EXERCISE: Pick out all lines in the listing holding the string "SRMTID" and copy them.

Records that describe figures:
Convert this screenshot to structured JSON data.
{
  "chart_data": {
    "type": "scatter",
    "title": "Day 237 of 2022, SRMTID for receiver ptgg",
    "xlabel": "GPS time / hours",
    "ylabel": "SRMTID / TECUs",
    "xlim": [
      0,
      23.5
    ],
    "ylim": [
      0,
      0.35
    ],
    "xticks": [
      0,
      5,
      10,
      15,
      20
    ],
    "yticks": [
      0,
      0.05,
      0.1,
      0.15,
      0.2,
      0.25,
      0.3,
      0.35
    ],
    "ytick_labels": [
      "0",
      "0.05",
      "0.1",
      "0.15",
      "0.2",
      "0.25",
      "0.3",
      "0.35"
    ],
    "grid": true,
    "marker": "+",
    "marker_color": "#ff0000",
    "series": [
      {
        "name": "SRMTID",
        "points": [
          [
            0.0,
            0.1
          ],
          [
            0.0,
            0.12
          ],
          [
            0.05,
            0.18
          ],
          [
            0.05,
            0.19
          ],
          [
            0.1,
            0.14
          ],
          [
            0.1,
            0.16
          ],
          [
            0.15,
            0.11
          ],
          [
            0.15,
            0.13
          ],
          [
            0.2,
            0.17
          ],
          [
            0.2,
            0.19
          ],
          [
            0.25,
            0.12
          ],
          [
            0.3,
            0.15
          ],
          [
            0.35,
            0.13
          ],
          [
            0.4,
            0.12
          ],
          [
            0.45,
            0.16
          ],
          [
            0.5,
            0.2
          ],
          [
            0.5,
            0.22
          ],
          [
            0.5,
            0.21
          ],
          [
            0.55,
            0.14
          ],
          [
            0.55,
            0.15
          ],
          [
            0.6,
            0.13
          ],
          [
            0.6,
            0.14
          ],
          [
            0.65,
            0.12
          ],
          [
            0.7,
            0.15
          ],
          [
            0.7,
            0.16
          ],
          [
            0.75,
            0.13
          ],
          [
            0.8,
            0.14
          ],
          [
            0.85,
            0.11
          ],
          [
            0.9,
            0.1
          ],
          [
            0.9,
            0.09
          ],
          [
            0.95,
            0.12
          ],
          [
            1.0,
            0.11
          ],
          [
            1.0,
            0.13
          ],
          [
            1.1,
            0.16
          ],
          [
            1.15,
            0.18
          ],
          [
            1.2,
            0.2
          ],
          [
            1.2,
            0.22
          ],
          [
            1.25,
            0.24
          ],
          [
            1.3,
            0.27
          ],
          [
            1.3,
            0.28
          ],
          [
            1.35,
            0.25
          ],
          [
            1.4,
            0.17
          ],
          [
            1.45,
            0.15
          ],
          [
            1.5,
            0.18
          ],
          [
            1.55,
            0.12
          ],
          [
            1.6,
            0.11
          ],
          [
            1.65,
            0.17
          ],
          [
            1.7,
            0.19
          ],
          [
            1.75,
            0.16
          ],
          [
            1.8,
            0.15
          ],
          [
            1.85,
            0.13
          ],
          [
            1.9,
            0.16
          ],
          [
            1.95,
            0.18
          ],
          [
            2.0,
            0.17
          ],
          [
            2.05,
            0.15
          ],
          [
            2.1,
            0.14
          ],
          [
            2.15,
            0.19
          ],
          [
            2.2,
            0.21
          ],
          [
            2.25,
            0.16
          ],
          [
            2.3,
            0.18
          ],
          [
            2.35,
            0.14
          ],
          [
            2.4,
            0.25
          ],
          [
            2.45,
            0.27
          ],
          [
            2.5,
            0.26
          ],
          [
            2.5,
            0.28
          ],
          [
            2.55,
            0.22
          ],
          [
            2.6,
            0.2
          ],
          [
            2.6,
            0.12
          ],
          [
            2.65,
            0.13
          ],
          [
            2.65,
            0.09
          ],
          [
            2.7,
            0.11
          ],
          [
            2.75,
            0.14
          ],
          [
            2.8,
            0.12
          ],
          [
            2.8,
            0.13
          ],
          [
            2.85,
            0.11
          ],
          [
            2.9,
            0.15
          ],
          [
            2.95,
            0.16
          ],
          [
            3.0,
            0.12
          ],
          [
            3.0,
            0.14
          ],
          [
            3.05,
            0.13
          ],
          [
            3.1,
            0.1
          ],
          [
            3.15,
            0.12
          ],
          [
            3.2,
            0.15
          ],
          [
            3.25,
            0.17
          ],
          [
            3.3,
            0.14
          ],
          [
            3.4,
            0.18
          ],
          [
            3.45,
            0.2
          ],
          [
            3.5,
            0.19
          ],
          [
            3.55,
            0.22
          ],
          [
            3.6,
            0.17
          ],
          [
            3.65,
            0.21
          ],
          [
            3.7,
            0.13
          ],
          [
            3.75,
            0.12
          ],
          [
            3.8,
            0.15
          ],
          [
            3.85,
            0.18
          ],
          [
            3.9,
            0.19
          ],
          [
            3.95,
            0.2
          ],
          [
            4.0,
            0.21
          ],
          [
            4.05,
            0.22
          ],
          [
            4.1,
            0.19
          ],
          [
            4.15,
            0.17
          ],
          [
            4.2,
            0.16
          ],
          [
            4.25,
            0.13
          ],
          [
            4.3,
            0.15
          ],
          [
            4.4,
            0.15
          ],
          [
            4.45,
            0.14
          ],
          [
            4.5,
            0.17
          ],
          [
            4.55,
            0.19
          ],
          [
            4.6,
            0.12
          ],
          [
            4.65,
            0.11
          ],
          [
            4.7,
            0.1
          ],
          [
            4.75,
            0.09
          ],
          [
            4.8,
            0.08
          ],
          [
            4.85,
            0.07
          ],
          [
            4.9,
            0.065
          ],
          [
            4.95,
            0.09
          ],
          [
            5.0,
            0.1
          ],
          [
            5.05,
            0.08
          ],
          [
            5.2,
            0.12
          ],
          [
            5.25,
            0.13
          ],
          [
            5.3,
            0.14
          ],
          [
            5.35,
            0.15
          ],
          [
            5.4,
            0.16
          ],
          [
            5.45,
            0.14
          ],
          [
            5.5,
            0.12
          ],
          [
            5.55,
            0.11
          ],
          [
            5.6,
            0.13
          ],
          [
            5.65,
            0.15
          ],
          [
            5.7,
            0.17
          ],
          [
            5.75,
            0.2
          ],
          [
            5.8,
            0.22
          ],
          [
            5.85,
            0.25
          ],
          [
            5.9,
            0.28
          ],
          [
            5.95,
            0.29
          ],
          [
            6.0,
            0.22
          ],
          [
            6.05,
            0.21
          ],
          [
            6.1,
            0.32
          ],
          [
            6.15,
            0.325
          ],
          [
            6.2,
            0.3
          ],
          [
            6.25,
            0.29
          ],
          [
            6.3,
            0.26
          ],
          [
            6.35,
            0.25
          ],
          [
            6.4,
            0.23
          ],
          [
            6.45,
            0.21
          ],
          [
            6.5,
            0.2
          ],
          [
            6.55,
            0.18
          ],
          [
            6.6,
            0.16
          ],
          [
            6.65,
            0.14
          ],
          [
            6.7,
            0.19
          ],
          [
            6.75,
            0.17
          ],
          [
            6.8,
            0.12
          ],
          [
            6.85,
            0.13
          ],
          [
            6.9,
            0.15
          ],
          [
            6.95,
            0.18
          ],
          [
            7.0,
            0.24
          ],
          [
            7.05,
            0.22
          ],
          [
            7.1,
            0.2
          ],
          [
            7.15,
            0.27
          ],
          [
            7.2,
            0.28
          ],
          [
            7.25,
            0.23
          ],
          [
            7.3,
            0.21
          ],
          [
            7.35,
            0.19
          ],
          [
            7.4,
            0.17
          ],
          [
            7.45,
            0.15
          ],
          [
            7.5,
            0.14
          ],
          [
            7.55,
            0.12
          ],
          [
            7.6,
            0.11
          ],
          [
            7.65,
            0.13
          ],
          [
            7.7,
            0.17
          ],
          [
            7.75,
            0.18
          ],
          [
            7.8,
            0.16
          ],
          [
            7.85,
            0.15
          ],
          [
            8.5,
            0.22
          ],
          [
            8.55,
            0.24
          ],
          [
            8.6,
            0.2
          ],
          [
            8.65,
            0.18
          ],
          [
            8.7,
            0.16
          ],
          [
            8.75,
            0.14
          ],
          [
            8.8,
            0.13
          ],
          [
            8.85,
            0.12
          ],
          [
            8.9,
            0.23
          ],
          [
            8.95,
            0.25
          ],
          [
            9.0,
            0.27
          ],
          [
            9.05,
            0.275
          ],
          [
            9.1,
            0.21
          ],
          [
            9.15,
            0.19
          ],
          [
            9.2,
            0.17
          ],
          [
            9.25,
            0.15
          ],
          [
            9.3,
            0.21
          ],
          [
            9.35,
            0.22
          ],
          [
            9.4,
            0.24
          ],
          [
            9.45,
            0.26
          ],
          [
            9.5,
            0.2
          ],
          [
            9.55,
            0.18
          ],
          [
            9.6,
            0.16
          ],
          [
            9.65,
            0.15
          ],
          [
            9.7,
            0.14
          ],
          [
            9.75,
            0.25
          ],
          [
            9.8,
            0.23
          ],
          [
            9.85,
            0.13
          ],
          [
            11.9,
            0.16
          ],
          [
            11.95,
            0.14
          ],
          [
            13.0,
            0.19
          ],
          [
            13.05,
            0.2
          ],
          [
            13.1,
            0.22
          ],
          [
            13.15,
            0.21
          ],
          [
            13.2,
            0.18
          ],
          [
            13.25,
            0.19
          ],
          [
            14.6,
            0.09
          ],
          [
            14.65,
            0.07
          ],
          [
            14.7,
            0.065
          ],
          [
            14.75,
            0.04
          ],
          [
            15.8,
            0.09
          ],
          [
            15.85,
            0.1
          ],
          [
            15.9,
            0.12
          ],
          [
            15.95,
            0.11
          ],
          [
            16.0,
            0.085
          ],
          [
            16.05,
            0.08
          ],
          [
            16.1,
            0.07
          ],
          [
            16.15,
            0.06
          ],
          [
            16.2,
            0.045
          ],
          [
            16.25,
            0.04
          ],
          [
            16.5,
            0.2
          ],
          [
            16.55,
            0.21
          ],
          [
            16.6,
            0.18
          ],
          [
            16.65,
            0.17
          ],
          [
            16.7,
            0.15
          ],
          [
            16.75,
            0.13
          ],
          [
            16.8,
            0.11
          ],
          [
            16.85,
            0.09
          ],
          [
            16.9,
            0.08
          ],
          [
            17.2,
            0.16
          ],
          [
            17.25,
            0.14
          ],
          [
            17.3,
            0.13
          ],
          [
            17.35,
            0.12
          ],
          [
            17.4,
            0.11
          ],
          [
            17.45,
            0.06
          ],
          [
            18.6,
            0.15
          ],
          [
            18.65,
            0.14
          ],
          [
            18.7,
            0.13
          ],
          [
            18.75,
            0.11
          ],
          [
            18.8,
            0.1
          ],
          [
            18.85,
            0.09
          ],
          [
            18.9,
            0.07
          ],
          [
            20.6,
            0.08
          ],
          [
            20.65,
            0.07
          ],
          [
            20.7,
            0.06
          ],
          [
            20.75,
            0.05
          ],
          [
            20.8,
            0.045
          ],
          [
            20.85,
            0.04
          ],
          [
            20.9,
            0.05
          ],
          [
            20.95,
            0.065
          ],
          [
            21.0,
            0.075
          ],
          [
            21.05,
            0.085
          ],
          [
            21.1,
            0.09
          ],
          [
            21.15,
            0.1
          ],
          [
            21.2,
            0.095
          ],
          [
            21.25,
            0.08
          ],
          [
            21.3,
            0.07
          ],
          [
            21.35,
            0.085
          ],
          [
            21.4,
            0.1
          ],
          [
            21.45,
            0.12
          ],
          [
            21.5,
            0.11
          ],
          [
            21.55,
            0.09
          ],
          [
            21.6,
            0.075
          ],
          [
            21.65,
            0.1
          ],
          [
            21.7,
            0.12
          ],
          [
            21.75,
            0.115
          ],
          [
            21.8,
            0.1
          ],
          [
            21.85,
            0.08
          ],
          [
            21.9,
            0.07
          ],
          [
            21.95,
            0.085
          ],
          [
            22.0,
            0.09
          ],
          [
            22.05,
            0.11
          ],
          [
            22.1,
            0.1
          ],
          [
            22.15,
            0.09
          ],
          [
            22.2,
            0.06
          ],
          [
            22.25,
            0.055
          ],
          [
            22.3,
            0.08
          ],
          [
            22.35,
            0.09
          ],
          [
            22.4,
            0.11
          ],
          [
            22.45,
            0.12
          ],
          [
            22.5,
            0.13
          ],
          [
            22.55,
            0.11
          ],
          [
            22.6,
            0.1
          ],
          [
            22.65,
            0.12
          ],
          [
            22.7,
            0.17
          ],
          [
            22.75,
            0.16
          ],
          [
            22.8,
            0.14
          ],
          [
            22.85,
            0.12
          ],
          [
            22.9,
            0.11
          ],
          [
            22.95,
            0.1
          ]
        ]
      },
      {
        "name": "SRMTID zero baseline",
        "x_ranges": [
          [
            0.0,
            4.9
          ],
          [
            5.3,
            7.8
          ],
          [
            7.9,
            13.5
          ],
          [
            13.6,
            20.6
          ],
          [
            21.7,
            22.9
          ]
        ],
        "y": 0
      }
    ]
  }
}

EXPECTED ANSWER:
    "title": "Day 237 of 2022, SRMTID for receiver ptgg",
    "ylabel": "SRMTID / TECUs",
        "name": "SRMTID",
        "name": "SRMTID zero baseline",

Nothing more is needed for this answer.